>> Start
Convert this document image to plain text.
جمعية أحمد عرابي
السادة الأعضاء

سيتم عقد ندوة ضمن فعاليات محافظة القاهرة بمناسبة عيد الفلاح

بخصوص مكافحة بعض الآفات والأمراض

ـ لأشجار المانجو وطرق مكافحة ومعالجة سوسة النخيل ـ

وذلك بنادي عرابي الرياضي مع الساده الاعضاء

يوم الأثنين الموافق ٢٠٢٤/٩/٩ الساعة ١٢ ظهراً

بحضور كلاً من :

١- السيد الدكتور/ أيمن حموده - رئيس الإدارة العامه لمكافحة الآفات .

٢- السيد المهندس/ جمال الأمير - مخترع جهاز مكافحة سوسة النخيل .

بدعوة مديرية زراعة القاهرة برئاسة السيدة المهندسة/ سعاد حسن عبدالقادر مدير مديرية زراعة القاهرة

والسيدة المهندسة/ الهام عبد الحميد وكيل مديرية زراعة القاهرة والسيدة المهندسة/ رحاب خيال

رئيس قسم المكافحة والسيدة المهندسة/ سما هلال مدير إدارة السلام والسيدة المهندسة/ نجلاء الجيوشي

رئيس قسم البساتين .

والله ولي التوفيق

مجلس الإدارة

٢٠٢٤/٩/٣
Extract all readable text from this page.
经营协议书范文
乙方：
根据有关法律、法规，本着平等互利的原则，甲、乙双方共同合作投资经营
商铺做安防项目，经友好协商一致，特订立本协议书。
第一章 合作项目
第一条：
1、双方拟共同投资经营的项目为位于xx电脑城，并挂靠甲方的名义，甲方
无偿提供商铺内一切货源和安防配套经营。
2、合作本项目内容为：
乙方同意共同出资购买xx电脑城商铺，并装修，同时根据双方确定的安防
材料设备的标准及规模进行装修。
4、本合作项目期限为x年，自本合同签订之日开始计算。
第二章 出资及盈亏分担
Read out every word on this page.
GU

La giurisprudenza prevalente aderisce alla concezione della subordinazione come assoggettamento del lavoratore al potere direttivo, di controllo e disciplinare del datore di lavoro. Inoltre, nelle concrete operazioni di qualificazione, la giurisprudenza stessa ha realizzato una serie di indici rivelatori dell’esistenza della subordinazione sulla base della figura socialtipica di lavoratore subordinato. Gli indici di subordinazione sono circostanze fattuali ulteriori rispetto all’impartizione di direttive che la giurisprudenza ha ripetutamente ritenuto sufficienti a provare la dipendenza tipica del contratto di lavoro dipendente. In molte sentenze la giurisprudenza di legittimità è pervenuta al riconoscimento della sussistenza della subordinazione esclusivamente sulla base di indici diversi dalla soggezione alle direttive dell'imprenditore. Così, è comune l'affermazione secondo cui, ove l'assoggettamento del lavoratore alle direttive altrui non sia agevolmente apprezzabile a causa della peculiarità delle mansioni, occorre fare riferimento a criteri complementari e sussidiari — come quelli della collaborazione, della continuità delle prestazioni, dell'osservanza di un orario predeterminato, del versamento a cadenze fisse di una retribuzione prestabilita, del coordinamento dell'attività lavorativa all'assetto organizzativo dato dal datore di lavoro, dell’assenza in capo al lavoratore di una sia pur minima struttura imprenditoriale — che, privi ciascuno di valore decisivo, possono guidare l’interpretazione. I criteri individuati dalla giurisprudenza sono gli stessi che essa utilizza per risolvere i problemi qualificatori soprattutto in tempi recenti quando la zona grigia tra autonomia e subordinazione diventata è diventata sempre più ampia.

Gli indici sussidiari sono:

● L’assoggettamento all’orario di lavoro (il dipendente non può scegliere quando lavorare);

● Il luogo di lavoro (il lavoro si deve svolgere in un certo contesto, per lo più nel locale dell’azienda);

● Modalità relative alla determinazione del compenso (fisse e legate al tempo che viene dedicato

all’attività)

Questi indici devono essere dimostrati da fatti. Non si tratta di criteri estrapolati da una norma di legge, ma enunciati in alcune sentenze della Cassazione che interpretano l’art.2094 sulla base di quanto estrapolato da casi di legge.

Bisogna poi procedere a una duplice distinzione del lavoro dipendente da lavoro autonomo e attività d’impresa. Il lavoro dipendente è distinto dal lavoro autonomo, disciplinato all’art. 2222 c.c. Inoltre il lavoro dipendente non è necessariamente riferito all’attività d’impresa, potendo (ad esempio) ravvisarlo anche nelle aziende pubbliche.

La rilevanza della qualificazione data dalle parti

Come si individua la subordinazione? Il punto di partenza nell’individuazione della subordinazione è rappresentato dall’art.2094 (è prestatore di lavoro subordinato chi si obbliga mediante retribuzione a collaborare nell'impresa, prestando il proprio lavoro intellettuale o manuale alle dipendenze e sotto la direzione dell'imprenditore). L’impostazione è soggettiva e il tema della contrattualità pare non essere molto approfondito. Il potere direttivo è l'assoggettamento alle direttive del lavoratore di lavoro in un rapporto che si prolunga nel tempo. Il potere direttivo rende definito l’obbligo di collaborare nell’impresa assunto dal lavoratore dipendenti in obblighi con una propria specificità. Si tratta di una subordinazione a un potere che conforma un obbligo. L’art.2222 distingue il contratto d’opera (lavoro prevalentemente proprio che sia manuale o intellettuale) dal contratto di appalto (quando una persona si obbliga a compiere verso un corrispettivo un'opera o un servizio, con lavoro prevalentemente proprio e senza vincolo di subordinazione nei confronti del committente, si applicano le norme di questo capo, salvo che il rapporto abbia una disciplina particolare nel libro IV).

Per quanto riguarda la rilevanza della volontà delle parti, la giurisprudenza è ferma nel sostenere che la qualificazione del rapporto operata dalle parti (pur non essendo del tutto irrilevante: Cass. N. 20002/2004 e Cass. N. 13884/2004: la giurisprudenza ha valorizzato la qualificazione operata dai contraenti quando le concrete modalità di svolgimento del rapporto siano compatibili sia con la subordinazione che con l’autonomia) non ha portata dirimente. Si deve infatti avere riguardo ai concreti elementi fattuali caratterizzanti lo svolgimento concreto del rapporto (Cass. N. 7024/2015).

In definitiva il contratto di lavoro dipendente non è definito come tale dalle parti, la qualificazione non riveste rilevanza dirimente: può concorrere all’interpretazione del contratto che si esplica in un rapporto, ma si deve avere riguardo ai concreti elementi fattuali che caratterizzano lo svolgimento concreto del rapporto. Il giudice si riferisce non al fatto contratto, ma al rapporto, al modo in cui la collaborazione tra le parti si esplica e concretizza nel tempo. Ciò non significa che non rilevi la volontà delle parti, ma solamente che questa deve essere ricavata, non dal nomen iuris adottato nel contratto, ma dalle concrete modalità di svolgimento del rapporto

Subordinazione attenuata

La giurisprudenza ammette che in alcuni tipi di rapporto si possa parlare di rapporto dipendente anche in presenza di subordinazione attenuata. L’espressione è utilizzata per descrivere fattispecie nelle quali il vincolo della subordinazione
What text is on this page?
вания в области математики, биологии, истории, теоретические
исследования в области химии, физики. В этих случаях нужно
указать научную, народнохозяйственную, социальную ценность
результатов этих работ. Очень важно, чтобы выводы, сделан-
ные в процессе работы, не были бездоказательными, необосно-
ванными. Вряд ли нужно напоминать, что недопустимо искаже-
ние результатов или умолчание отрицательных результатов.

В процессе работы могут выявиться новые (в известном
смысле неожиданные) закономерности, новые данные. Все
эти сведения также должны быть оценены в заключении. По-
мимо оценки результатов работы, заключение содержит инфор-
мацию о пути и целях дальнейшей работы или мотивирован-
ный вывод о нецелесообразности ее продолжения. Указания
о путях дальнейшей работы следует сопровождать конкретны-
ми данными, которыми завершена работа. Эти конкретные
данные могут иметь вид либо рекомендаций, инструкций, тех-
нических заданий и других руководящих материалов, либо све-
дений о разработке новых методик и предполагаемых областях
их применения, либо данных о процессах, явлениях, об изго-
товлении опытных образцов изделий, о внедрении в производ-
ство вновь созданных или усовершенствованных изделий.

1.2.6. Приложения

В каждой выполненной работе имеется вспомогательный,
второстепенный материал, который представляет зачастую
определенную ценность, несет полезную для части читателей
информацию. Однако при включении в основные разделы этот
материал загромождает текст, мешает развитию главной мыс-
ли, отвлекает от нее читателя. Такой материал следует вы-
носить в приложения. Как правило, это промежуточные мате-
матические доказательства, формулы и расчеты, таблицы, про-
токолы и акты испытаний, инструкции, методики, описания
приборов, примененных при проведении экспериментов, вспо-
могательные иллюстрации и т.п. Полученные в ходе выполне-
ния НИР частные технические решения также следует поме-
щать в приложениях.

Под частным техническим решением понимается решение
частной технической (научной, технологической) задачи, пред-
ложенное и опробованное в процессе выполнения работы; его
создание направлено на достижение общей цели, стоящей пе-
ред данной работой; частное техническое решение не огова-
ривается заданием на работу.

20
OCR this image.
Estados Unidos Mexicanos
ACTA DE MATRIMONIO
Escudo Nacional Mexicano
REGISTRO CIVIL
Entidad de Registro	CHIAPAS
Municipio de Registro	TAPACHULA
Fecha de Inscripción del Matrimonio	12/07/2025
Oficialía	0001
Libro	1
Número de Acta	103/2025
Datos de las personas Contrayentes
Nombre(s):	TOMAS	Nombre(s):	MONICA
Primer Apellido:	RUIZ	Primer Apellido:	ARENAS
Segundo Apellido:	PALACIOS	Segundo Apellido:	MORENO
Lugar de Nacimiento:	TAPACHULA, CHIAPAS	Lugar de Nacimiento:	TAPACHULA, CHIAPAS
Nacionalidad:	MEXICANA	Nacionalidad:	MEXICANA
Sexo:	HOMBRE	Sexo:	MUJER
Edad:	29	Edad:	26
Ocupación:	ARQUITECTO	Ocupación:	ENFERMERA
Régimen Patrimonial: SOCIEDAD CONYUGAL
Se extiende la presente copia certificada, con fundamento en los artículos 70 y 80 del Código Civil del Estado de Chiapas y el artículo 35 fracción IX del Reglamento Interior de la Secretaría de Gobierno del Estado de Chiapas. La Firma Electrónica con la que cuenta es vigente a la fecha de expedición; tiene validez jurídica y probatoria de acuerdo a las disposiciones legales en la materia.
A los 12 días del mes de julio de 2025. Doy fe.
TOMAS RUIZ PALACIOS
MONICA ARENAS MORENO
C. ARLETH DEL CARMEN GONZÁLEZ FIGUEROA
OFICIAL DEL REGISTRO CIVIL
>> End
Exercise aim:
Locate the word "عرابي" in the entries, and copy every line where it is found.

Written answer:
جمعية أحمد عرابي
وذلك بنادي عرابي الرياضي مع الساده الاعضاء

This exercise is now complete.